WHAT NEEDS TO BE DONE -
The data below should be restated word for word, with every picture omitted.
────────────────
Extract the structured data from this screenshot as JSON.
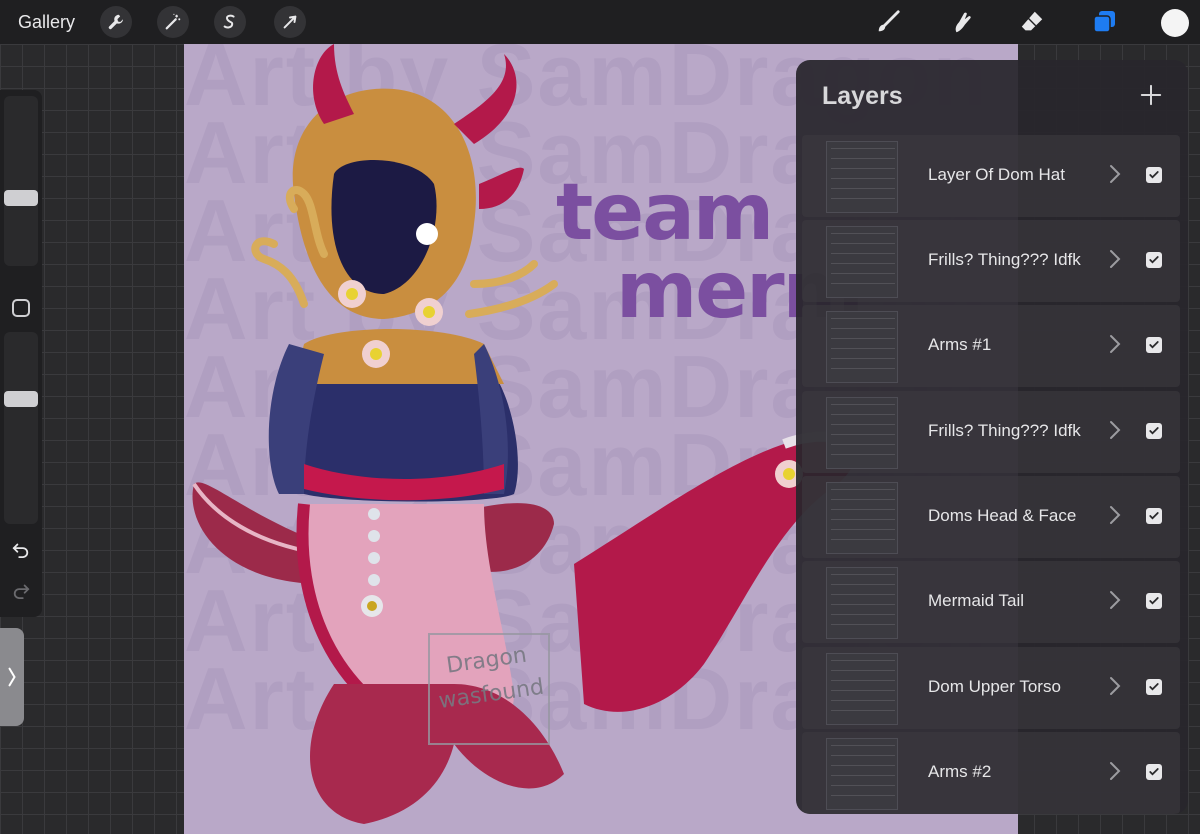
{
  "topbar": {
    "gallery_label": "Gallery",
    "left_tools": [
      "wrench-icon",
      "magic-wand-icon",
      "selection-icon",
      "transform-icon"
    ],
    "right_tools": [
      "brush-icon",
      "smudge-icon",
      "eraser-icon",
      "layers-icon"
    ],
    "accent_color": "#1e7cf2",
    "current_color": "#f4f4f4"
  },
  "sidebar": {
    "size_level": 0.4,
    "opacity_level": 0.65
  },
  "canvas": {
    "watermark_lines": [
      "Art by SamDragon",
      "Art by SamDragon",
      "Art by SamDragon",
      "Art by SamDragon",
      "Art by SamDragon",
      "Art by SamDragon",
      "Art by SamDragon",
      "Art by SamDragon",
      "Art by SamDragon"
    ],
    "overlay_text_1": "team",
    "overlay_text_2": "merm",
    "signature": "Dragon wasfound"
  },
  "layers_panel": {
    "title": "Layers",
    "layers": [
      {
        "name": "Layer Of Dom Hat",
        "visible": true
      },
      {
        "name": "Frills? Thing??? Idfk",
        "visible": true
      },
      {
        "name": "Arms #1",
        "visible": true
      },
      {
        "name": "Frills? Thing??? Idfk",
        "visible": true
      },
      {
        "name": "Doms Head & Face",
        "visible": true
      },
      {
        "name": "Mermaid Tail",
        "visible": true
      },
      {
        "name": "Dom Upper Torso",
        "visible": true
      },
      {
        "name": "Arms #2",
        "visible": true
      }
    ]
  }
}
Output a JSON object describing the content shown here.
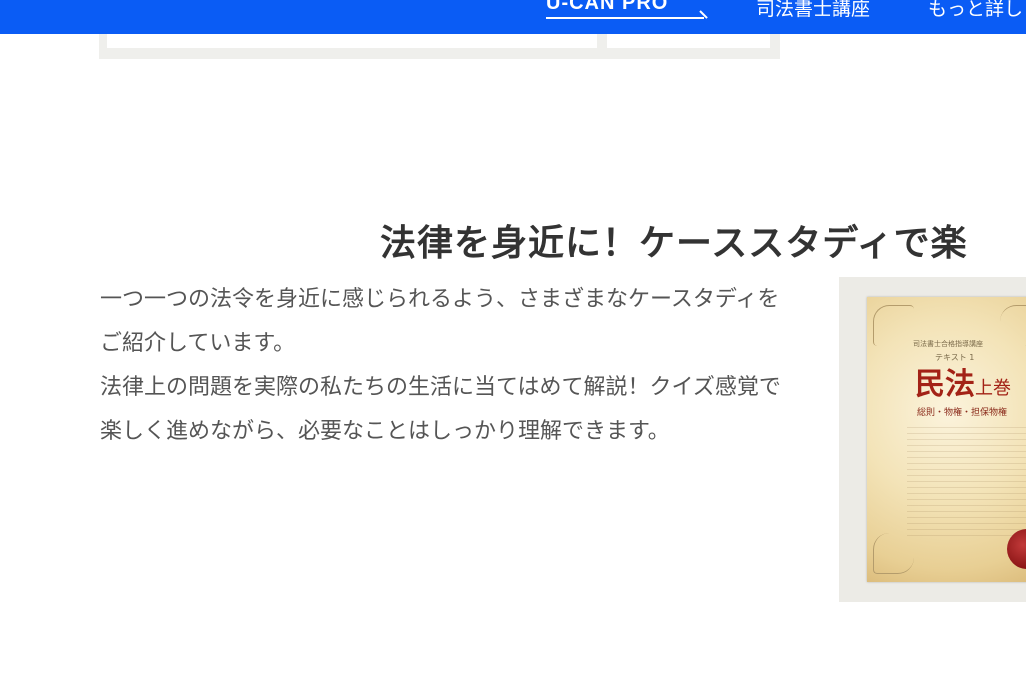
{
  "header": {
    "logo_text": "U-CAN PRO",
    "nav": [
      {
        "label": "司法書士講座"
      },
      {
        "label": "もっと詳し"
      }
    ]
  },
  "section": {
    "title": "法律を身近に！ケーススタディで楽",
    "paragraphs": [
      "一つ一つの法令を身近に感じられるよう、さまざまなケースタディをご紹介しています。",
      "法律上の問題を実際の私たちの生活に当てはめて解説！クイズ感覚で楽しく進めながら、必要なことはしっかり理解できます。"
    ]
  },
  "book": {
    "series": "司法書士合格指導講座",
    "label": "テキスト 1",
    "title": "民法",
    "title_suffix": "上巻",
    "subtitle": "総則・物権・担保物権"
  },
  "colors": {
    "header_bg": "#0a5cf5",
    "title_color": "#333333",
    "body_color": "#555555",
    "book_title_color": "#a32216"
  }
}
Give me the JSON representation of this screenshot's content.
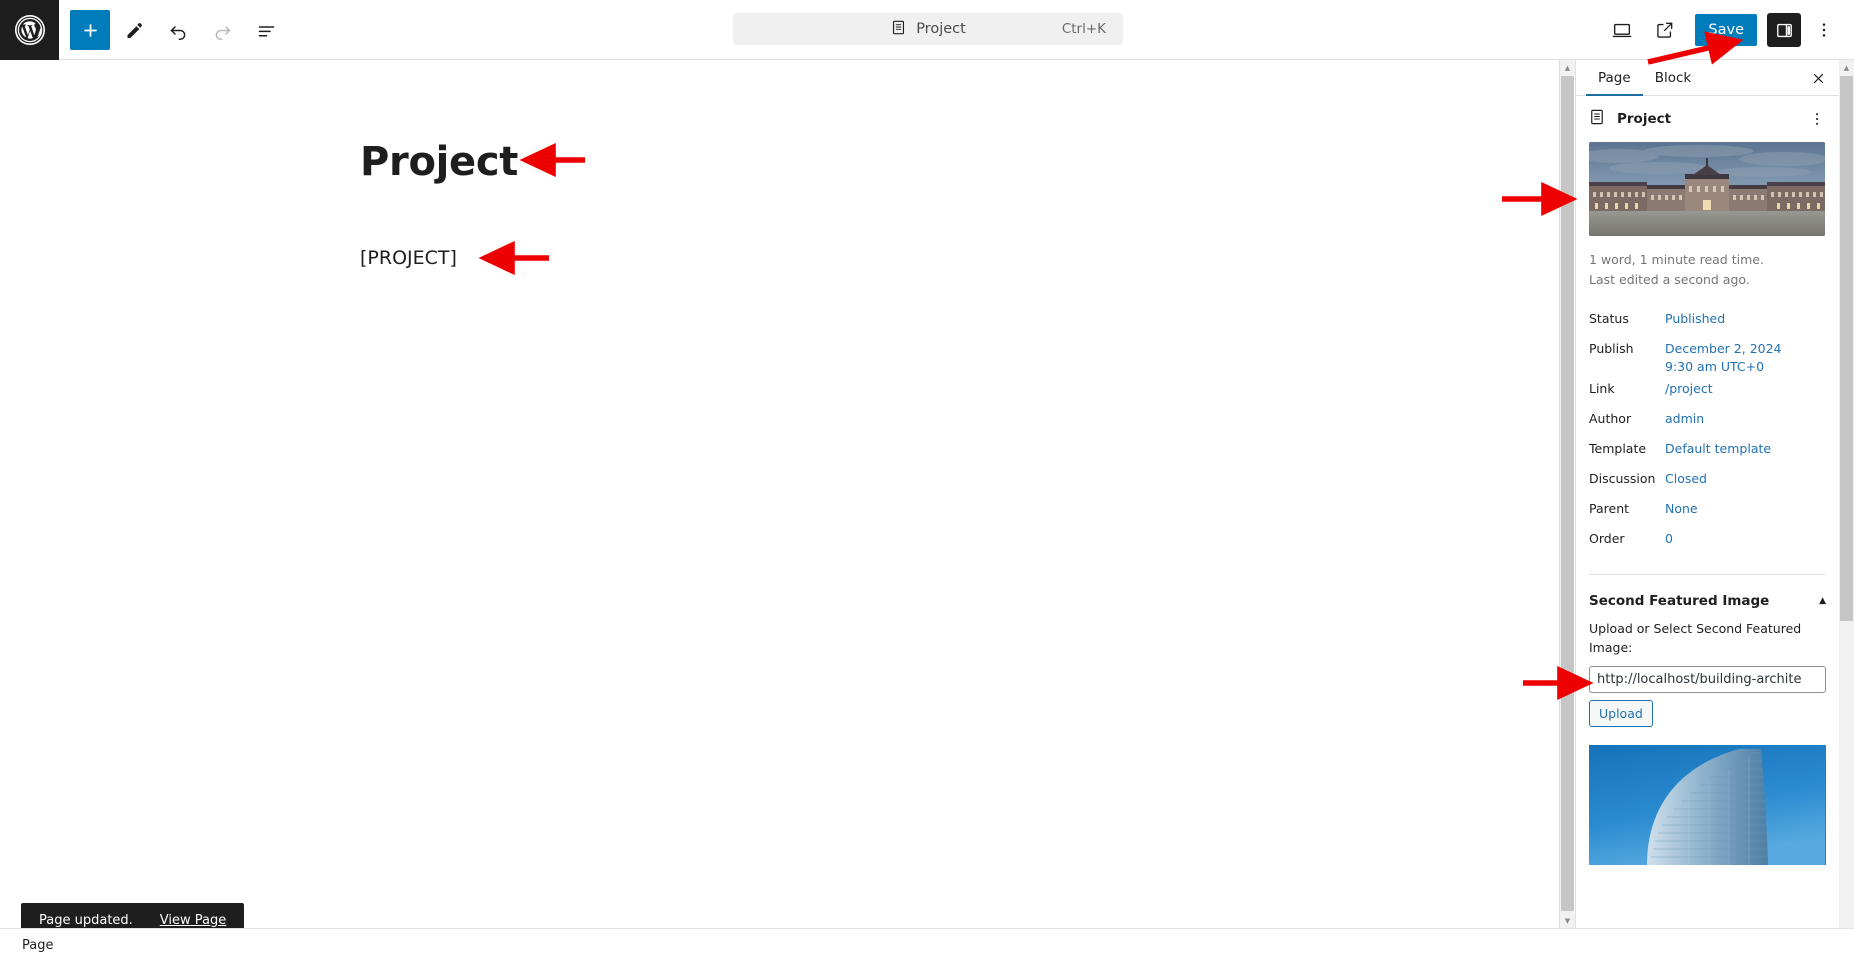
{
  "topbar": {
    "logo_icon": "wordpress-logo-icon",
    "tools": [
      {
        "name": "block-inserter",
        "icon": "plus-icon",
        "state": "primary"
      },
      {
        "name": "tools-edit",
        "icon": "pencil-icon",
        "state": "default"
      },
      {
        "name": "undo",
        "icon": "undo-arrow-icon",
        "state": "default"
      },
      {
        "name": "redo",
        "icon": "redo-arrow-icon",
        "state": "disabled"
      },
      {
        "name": "document-overview",
        "icon": "list-view-icon",
        "state": "default"
      }
    ],
    "command_center": {
      "icon": "page-document-icon",
      "label": "Project",
      "shortcut": "Ctrl+K"
    },
    "right": {
      "preview_icon": "desktop-preview-icon",
      "view_icon": "external-link-icon",
      "save_label": "Save",
      "settings_icon": "sidebar-panel-icon",
      "options_icon": "kebab-menu-icon"
    }
  },
  "canvas": {
    "title": "Project",
    "paragraph": "[PROJECT]"
  },
  "sidebar": {
    "tabs": [
      {
        "label": "Page",
        "active": true
      },
      {
        "label": "Block",
        "active": false
      }
    ],
    "close_icon": "close-icon",
    "post_type": {
      "icon": "page-document-icon",
      "label": "Project",
      "actions_icon": "kebab-menu-icon"
    },
    "featured_image_alt": "Baroque palace courtyard at dusk",
    "read_time": "1 word, 1 minute read time.",
    "last_edited": "Last edited a second ago.",
    "meta": [
      {
        "key": "Status",
        "value": "Published"
      },
      {
        "key": "Publish",
        "value": "December 2, 2024 9:30 am UTC+0"
      },
      {
        "key": "Link",
        "value": "/project"
      },
      {
        "key": "Author",
        "value": "admin"
      },
      {
        "key": "Template",
        "value": "Default template"
      },
      {
        "key": "Discussion",
        "value": "Closed"
      },
      {
        "key": "Parent",
        "value": "None"
      },
      {
        "key": "Order",
        "value": "0"
      }
    ],
    "second_featured_image": {
      "title": "Second Featured Image",
      "collapse_icon": "chevron-up-icon",
      "field_label": "Upload or Select Second Featured Image:",
      "input_value": "http://localhost/building-archite",
      "input_placeholder": "",
      "upload_label": "Upload",
      "preview_alt": "Modern curved glass skyscraper against blue sky"
    }
  },
  "snackbar": {
    "message": "Page updated.",
    "action_label": "View Page"
  },
  "bottombar": {
    "label": "Page"
  },
  "colors": {
    "accent": "#007cba",
    "link": "#2271b1",
    "dark": "#1e1e1e",
    "annotation": "#ee0000"
  },
  "annotations": [
    {
      "name": "arrow-to-save-button",
      "points_to": "Save"
    },
    {
      "name": "arrow-to-post-title",
      "points_to": "Project"
    },
    {
      "name": "arrow-to-paragraph",
      "points_to": "[PROJECT]"
    },
    {
      "name": "arrow-to-featured-image",
      "points_to": "Featured image"
    },
    {
      "name": "arrow-to-second-featured-image",
      "points_to": "Second Featured Image"
    }
  ]
}
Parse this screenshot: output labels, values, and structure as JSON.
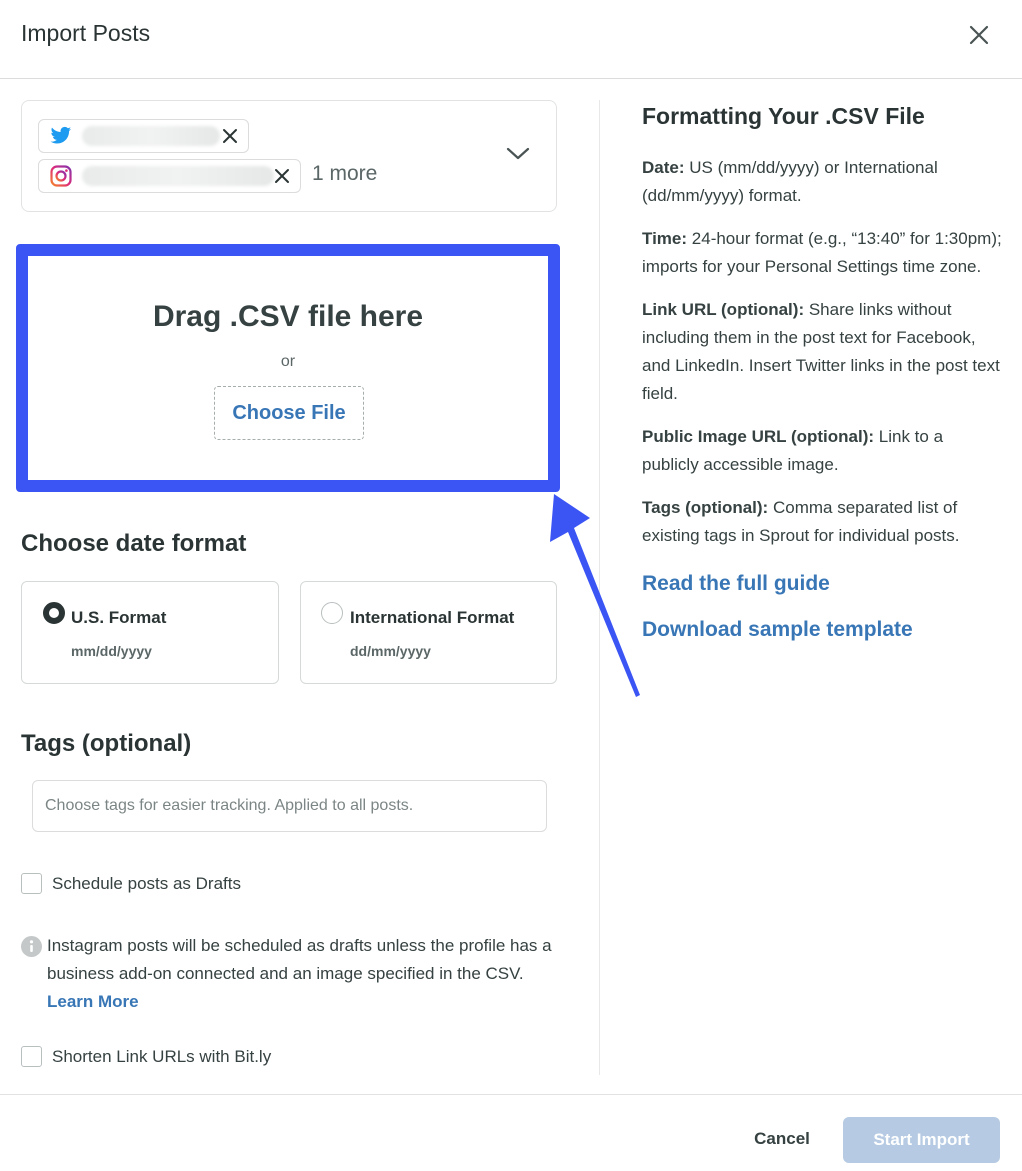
────────────────
ANSWER TO THIS EXERCISE -
Extract the structured data from this screenshot as JSON.
{
  "topbar": {
    "gallery_label": "Gallery",
    "left_tools": [
      "wrench-icon",
      "magic-wand-icon",
      "selection-icon",
      "transform-icon"
    ],
    "right_tools": [
      "brush-icon",
      "smudge-icon",
      "eraser-icon",
      "layers-icon"
    ],
    "accent_color": "#1e7cf2",
    "current_color": "#f4f4f4"
  },
  "sidebar": {
    "size_level": 0.4,
    "opacity_level": 0.65
  },
  "canvas": {
    "watermark_lines": [
      "Art by SamDragon",
      "Art by SamDragon",
      "Art by SamDragon",
      "Art by SamDragon",
      "Art by SamDragon",
      "Art by SamDragon",
      "Art by SamDragon",
      "Art by SamDragon",
      "Art by SamDragon"
    ],
    "overlay_text_1": "team",
    "overlay_text_2": "merm",
    "signature": "Dragon wasfound"
  },
  "layers_panel": {
    "title": "Layers",
    "layers": [
      {
        "name": "Layer Of Dom Hat",
        "visible": true
      },
      {
        "name": "Frills? Thing??? Idfk",
        "visible": true
      },
      {
        "name": "Arms #1",
        "visible": true
      },
      {
        "name": "Frills? Thing??? Idfk",
        "visible": true
      },
      {
        "name": "Doms Head & Face",
        "visible": true
      },
      {
        "name": "Mermaid Tail",
        "visible": true
      },
      {
        "name": "Dom Upper Torso",
        "visible": true
      },
      {
        "name": "Arms #2",
        "visible": true
      }
    ]
  }
}
Output a JSON object describing the content shown here.
{
  "header": {
    "logo_text": "U-CAN PRO",
    "nav": [
      {
        "label": "司法書士講座"
      },
      {
        "label": "もっと詳し"
      }
    ]
  },
  "section": {
    "title": "法律を身近に！ケーススタディで楽",
    "paragraphs": [
      "一つ一つの法令を身近に感じられるよう、さまざまなケースタディをご紹介しています。",
      "法律上の問題を実際の私たちの生活に当てはめて解説！クイズ感覚で楽しく進めながら、必要なことはしっかり理解できます。"
    ]
  },
  "book": {
    "series": "司法書士合格指導講座",
    "label": "テキスト 1",
    "title": "民法",
    "title_suffix": "上巻",
    "subtitle": "総則・物権・担保物権"
  },
  "colors": {
    "header_bg": "#0a5cf5",
    "title_color": "#333333",
    "body_color": "#555555",
    "book_title_color": "#a32216"
  }
}
Give me the JSON representation of this screenshot's content.
{
  "topbar": {
    "logo_icon": "wordpress-logo-icon",
    "tools": [
      {
        "name": "block-inserter",
        "icon": "plus-icon",
        "state": "primary"
      },
      {
        "name": "tools-edit",
        "icon": "pencil-icon",
        "state": "default"
      },
      {
        "name": "undo",
        "icon": "undo-arrow-icon",
        "state": "default"
      },
      {
        "name": "redo",
        "icon": "redo-arrow-icon",
        "state": "disabled"
      },
      {
        "name": "document-overview",
        "icon": "list-view-icon",
        "state": "default"
      }
    ],
    "command_center": {
      "icon": "page-document-icon",
      "label": "Project",
      "shortcut": "Ctrl+K"
    },
    "right": {
      "preview_icon": "desktop-preview-icon",
      "view_icon": "external-link-icon",
      "save_label": "Save",
      "settings_icon": "sidebar-panel-icon",
      "options_icon": "kebab-menu-icon"
    }
  },
  "canvas": {
    "title": "Project",
    "paragraph": "[PROJECT]"
  },
  "sidebar": {
    "tabs": [
      {
        "label": "Page",
        "active": true
      },
      {
        "label": "Block",
        "active": false
      }
    ],
    "close_icon": "close-icon",
    "post_type": {
      "icon": "page-document-icon",
      "label": "Project",
      "actions_icon": "kebab-menu-icon"
    },
    "featured_image_alt": "Baroque palace courtyard at dusk",
    "read_time": "1 word, 1 minute read time.",
    "last_edited": "Last edited a second ago.",
    "meta": [
      {
        "key": "Status",
        "value": "Published"
      },
      {
        "key": "Publish",
        "value": "December 2, 2024 9:30 am UTC+0"
      },
      {
        "key": "Link",
        "value": "/project"
      },
      {
        "key": "Author",
        "value": "admin"
      },
      {
        "key": "Template",
        "value": "Default template"
      },
      {
        "key": "Discussion",
        "value": "Closed"
      },
      {
        "key": "Parent",
        "value": "None"
      },
      {
        "key": "Order",
        "value": "0"
      }
    ],
    "second_featured_image": {
      "title": "Second Featured Image",
      "collapse_icon": "chevron-up-icon",
      "field_label": "Upload or Select Second Featured Image:",
      "input_value": "http://localhost/building-archite",
      "input_placeholder": "",
      "upload_label": "Upload",
      "preview_alt": "Modern curved glass skyscraper against blue sky"
    }
  },
  "snackbar": {
    "message": "Page updated.",
    "action_label": "View Page"
  },
  "bottombar": {
    "label": "Page"
  },
  "colors": {
    "accent": "#007cba",
    "link": "#2271b1",
    "dark": "#1e1e1e",
    "annotation": "#ee0000"
  },
  "annotations": [
    {
      "name": "arrow-to-save-button",
      "points_to": "Save"
    },
    {
      "name": "arrow-to-post-title",
      "points_to": "Project"
    },
    {
      "name": "arrow-to-paragraph",
      "points_to": "[PROJECT]"
    },
    {
      "name": "arrow-to-featured-image",
      "points_to": "Featured image"
    },
    {
      "name": "arrow-to-second-featured-image",
      "points_to": "Second Featured Image"
    }
  ]
}
Parse this screenshot: output labels, values, and structure as JSON.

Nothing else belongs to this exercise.